-- Prompt --
Produce an exact transcription of the listing below, omitting the pictures.

──────── Exercise input

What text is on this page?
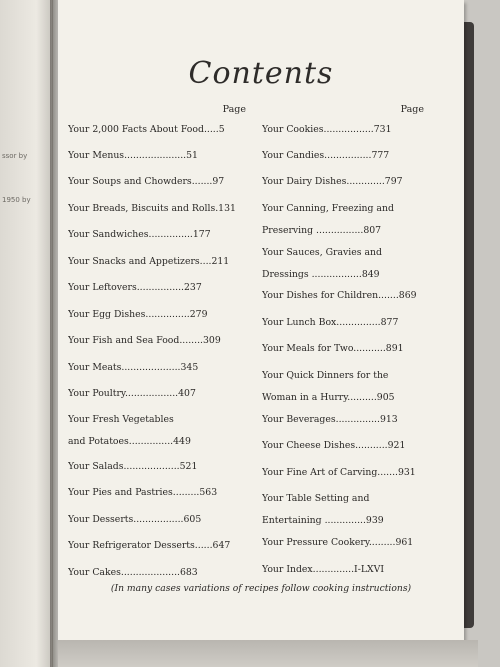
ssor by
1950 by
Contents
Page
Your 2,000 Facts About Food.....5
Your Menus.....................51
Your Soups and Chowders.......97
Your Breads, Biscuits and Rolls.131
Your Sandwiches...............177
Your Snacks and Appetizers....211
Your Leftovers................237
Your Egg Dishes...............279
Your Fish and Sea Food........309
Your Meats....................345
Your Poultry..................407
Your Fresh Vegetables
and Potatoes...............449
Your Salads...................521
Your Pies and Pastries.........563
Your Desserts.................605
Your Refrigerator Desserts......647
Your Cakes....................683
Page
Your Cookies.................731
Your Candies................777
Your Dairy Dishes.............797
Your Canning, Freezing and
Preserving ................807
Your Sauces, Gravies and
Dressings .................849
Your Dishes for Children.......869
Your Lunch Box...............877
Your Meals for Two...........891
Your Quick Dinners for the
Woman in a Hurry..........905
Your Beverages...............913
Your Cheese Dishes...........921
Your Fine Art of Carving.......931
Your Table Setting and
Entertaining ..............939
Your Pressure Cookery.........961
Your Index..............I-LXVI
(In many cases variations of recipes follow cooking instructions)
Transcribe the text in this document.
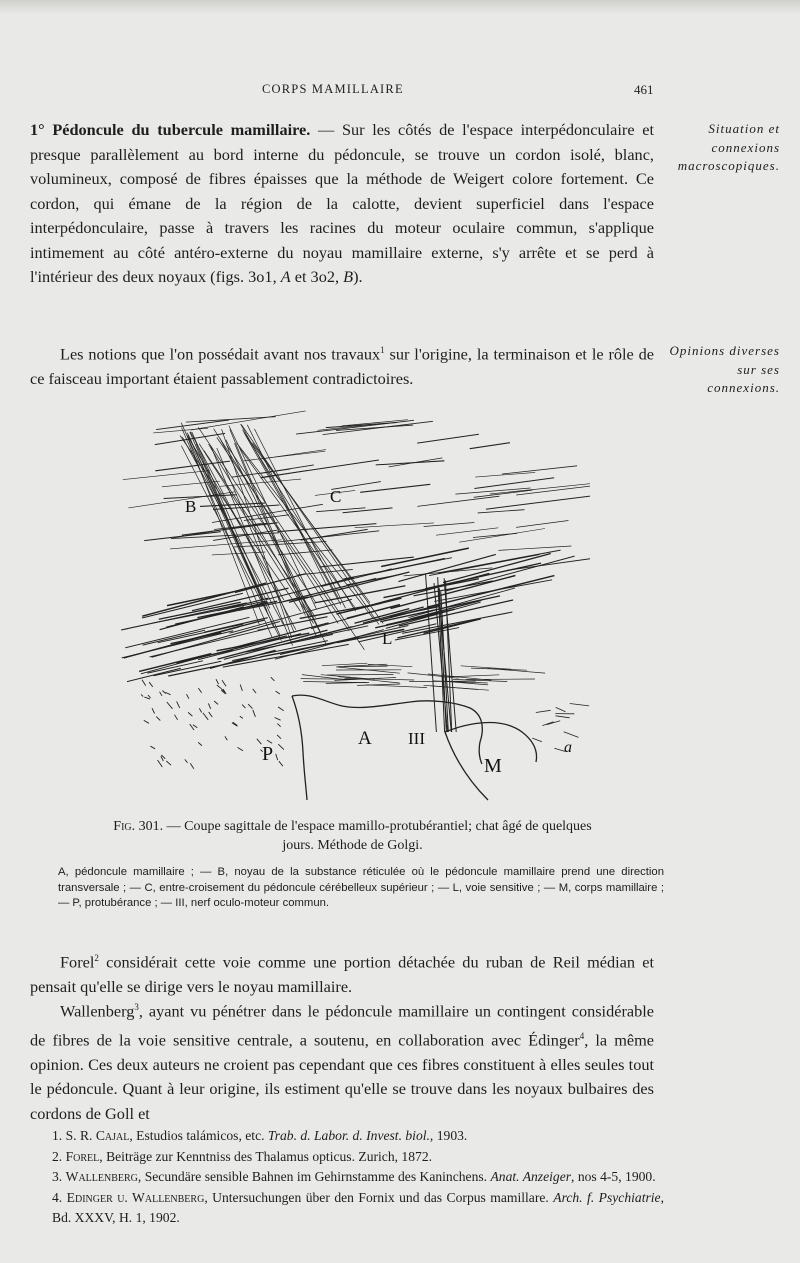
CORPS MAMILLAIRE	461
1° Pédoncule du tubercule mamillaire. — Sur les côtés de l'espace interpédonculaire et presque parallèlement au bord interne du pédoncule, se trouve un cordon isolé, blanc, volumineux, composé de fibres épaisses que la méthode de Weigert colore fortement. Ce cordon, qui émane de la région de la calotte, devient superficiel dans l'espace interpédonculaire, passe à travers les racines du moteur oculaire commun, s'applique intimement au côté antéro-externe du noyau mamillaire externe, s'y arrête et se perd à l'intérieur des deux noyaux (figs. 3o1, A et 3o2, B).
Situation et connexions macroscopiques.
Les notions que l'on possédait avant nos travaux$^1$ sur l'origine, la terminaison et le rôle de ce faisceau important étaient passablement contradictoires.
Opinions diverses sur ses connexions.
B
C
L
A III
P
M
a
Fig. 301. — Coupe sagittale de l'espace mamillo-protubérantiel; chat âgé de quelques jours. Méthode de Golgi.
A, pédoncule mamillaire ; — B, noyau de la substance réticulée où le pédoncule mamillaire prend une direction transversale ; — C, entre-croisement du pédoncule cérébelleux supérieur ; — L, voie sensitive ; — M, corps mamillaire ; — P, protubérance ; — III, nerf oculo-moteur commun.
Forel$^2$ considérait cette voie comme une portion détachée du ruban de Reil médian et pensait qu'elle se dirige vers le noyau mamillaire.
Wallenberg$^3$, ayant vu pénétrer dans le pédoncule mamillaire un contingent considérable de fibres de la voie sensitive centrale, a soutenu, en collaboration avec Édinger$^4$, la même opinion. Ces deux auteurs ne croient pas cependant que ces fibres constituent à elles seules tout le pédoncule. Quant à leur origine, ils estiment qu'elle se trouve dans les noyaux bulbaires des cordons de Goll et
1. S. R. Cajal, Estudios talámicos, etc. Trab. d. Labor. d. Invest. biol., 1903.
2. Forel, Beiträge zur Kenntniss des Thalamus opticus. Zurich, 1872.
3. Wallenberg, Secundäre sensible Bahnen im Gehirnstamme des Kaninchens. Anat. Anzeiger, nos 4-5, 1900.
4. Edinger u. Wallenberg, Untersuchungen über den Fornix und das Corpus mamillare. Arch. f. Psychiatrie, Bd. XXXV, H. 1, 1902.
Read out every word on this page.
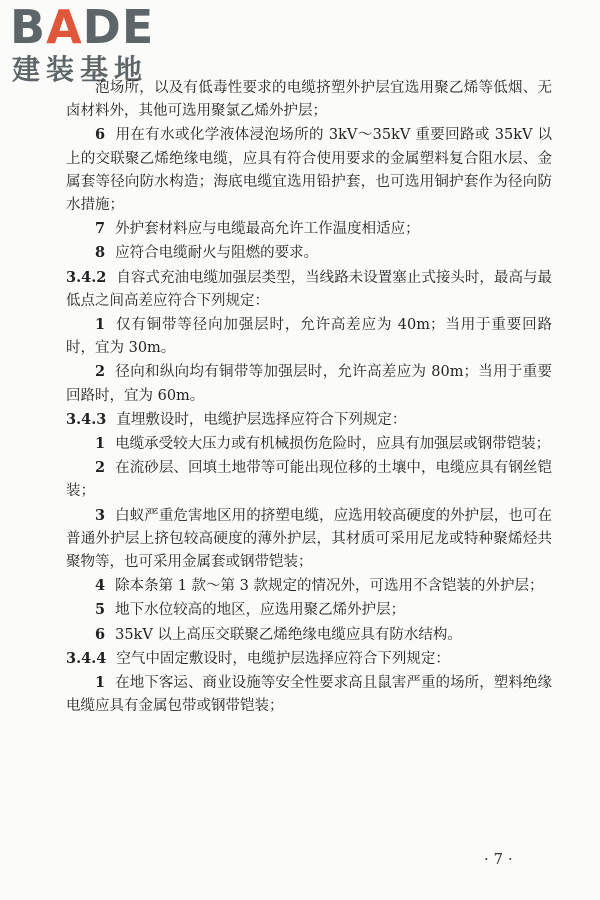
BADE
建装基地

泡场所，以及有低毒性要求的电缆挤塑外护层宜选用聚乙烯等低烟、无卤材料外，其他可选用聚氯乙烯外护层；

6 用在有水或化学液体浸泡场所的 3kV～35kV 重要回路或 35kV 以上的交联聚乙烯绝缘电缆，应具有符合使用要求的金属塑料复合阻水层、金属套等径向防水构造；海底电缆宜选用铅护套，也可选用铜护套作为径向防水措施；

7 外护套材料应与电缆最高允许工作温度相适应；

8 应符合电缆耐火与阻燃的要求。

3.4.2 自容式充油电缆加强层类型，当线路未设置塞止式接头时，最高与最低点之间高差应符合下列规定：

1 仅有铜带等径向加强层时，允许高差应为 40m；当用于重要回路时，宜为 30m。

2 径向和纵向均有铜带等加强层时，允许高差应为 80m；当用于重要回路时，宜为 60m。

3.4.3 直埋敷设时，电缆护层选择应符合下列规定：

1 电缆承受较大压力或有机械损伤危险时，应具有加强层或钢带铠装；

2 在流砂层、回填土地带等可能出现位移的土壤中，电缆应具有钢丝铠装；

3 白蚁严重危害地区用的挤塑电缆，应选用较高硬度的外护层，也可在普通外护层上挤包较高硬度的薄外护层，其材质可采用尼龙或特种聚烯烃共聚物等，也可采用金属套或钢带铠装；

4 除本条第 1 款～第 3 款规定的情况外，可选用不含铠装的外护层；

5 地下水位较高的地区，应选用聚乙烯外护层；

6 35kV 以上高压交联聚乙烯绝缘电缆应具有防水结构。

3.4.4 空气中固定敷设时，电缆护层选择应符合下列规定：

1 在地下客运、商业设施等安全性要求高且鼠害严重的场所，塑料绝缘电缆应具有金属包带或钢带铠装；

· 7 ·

────────────────

-- Task result --
What text is on this page?
ssor by
1950 by
Contents
Page
Your 2,000 Facts About Food.....5
Your Menus.....................51
Your Soups and Chowders.......97
Your Breads, Biscuits and Rolls.131
Your Sandwiches...............177
Your Snacks and Appetizers....211
Your Leftovers................237
Your Egg Dishes...............279
Your Fish and Sea Food........309
Your Meats....................345
Your Poultry..................407
Your Fresh Vegetables
and Potatoes...............449
Your Salads...................521
Your Pies and Pastries.........563
Your Desserts.................605
Your Refrigerator Desserts......647
Your Cakes....................683
Page
Your Cookies.................731
Your Candies................777
Your Dairy Dishes.............797
Your Canning, Freezing and
Preserving ................807
Your Sauces, Gravies and
Dressings .................849
Your Dishes for Children.......869
Your Lunch Box...............877
Your Meals for Two...........891
Your Quick Dinners for the
Woman in a Hurry..........905
Your Beverages...............913
Your Cheese Dishes...........921
Your Fine Art of Carving.......931
Your Table Setting and
Entertaining ..............939
Your Pressure Cookery.........961
Your Index..............I-LXVI
(In many cases variations of recipes follow cooking instructions)
Transcribe the text in this document.
CORPS MAMILLAIRE	461
1° Pédoncule du tubercule mamillaire. — Sur les côtés de l'espace interpédonculaire et presque parallèlement au bord interne du pédoncule, se trouve un cordon isolé, blanc, volumineux, composé de fibres épaisses que la méthode de Weigert colore fortement. Ce cordon, qui émane de la région de la calotte, devient superficiel dans l'espace interpédonculaire, passe à travers les racines du moteur oculaire commun, s'applique intimement au côté antéro-externe du noyau mamillaire externe, s'y arrête et se perd à l'intérieur des deux noyaux (figs. 3o1, A et 3o2, B).
Situation et connexions macroscopiques.
Les notions que l'on possédait avant nos travaux$^1$ sur l'origine, la terminaison et le rôle de ce faisceau important étaient passablement contradictoires.
Opinions diverses sur ses connexions.
B
C
L
A III
P
M
a
Fig. 301. — Coupe sagittale de l'espace mamillo-protubérantiel; chat âgé de quelques jours. Méthode de Golgi.
A, pédoncule mamillaire ; — B, noyau de la substance réticulée où le pédoncule mamillaire prend une direction transversale ; — C, entre-croisement du pédoncule cérébelleux supérieur ; — L, voie sensitive ; — M, corps mamillaire ; — P, protubérance ; — III, nerf oculo-moteur commun.
Forel$^2$ considérait cette voie comme une portion détachée du ruban de Reil médian et pensait qu'elle se dirige vers le noyau mamillaire.
Wallenberg$^3$, ayant vu pénétrer dans le pédoncule mamillaire un contingent considérable de fibres de la voie sensitive centrale, a soutenu, en collaboration avec Édinger$^4$, la même opinion. Ces deux auteurs ne croient pas cependant que ces fibres constituent à elles seules tout le pédoncule. Quant à leur origine, ils estiment qu'elle se trouve dans les noyaux bulbaires des cordons de Goll et
1. S. R. Cajal, Estudios talámicos, etc. Trab. d. Labor. d. Invest. biol., 1903.
2. Forel, Beiträge zur Kenntniss des Thalamus opticus. Zurich, 1872.
3. Wallenberg, Secundäre sensible Bahnen im Gehirnstamme des Kaninchens. Anat. Anzeiger, nos 4-5, 1900.
4. Edinger u. Wallenberg, Untersuchungen über den Fornix und das Corpus mamillare. Arch. f. Psychiatrie, Bd. XXXV, H. 1, 1902.
Read out every word on this page.
BADE
建装基地

泡场所，以及有低毒性要求的电缆挤塑外护层宜选用聚乙烯等低烟、无卤材料外，其他可选用聚氯乙烯外护层；

6 用在有水或化学液体浸泡场所的 3kV～35kV 重要回路或 35kV 以上的交联聚乙烯绝缘电缆，应具有符合使用要求的金属塑料复合阻水层、金属套等径向防水构造；海底电缆宜选用铅护套，也可选用铜护套作为径向防水措施；

7 外护套材料应与电缆最高允许工作温度相适应；

8 应符合电缆耐火与阻燃的要求。

3.4.2 自容式充油电缆加强层类型，当线路未设置塞止式接头时，最高与最低点之间高差应符合下列规定：

1 仅有铜带等径向加强层时，允许高差应为 40m；当用于重要回路时，宜为 30m。

2 径向和纵向均有铜带等加强层时，允许高差应为 80m；当用于重要回路时，宜为 60m。

3.4.3 直埋敷设时，电缆护层选择应符合下列规定：

1 电缆承受较大压力或有机械损伤危险时，应具有加强层或钢带铠装；

2 在流砂层、回填土地带等可能出现位移的土壤中，电缆应具有钢丝铠装；

3 白蚁严重危害地区用的挤塑电缆，应选用较高硬度的外护层，也可在普通外护层上挤包较高硬度的薄外护层，其材质可采用尼龙或特种聚烯烃共聚物等，也可采用金属套或钢带铠装；

4 除本条第 1 款～第 3 款规定的情况外，可选用不含铠装的外护层；

5 地下水位较高的地区，应选用聚乙烯外护层；

6 35kV 以上高压交联聚乙烯绝缘电缆应具有防水结构。

3.4.4 空气中固定敷设时，电缆护层选择应符合下列规定：

1 在地下客运、商业设施等安全性要求高且鼠害严重的场所，塑料绝缘电缆应具有金属包带或钢带铠装；

· 7 ·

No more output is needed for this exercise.